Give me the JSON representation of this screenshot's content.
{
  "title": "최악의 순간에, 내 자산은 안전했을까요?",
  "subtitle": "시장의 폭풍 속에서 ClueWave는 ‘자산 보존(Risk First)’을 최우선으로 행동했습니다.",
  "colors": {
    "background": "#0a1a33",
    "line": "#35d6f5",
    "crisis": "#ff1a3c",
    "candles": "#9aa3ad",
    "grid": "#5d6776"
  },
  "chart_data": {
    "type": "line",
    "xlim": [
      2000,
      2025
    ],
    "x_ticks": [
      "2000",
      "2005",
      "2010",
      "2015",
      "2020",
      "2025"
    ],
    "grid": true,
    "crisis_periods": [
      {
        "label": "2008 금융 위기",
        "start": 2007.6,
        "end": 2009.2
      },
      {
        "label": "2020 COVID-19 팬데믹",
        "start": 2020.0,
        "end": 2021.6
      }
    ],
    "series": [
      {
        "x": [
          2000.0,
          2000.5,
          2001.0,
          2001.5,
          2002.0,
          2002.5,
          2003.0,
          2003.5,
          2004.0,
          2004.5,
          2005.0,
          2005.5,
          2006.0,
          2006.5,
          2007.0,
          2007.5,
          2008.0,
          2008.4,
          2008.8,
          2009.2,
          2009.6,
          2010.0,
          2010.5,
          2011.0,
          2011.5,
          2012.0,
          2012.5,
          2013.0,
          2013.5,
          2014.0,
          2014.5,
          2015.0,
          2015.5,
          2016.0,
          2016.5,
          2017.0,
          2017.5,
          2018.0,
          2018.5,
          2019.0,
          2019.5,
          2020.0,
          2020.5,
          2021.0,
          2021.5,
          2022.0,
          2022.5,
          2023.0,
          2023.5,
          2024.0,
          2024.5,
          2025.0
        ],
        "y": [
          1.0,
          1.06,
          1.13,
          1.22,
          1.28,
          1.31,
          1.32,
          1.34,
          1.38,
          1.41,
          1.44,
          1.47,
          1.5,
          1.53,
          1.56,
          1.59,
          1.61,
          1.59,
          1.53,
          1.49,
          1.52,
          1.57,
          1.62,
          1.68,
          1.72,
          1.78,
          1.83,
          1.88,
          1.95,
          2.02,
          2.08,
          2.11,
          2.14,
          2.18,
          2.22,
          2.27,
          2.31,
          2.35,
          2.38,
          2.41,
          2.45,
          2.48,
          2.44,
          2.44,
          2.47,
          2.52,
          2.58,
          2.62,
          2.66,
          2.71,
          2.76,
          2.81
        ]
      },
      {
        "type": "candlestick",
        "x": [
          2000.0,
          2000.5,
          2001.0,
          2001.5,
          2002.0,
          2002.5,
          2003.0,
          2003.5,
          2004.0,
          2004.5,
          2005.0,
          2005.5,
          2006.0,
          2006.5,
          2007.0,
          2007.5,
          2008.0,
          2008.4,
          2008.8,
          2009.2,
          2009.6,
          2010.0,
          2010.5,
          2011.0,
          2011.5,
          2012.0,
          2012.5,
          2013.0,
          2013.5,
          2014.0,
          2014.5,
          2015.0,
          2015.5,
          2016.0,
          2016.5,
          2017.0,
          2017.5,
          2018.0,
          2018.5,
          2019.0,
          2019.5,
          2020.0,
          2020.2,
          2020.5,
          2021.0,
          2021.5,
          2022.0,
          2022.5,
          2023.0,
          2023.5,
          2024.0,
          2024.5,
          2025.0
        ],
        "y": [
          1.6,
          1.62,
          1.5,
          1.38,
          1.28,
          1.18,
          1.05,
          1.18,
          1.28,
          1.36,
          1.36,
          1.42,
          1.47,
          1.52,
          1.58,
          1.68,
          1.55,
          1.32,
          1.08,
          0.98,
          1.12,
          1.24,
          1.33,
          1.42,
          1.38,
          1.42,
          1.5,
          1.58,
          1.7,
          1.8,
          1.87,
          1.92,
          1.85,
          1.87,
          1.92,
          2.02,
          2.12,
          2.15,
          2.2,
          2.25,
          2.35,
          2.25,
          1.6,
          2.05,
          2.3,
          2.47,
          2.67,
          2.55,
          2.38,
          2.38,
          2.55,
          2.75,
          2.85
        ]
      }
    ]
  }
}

····················

Exercise requirements -> Count how many lines contain "label" and give only that count.

Finished exercise -> 2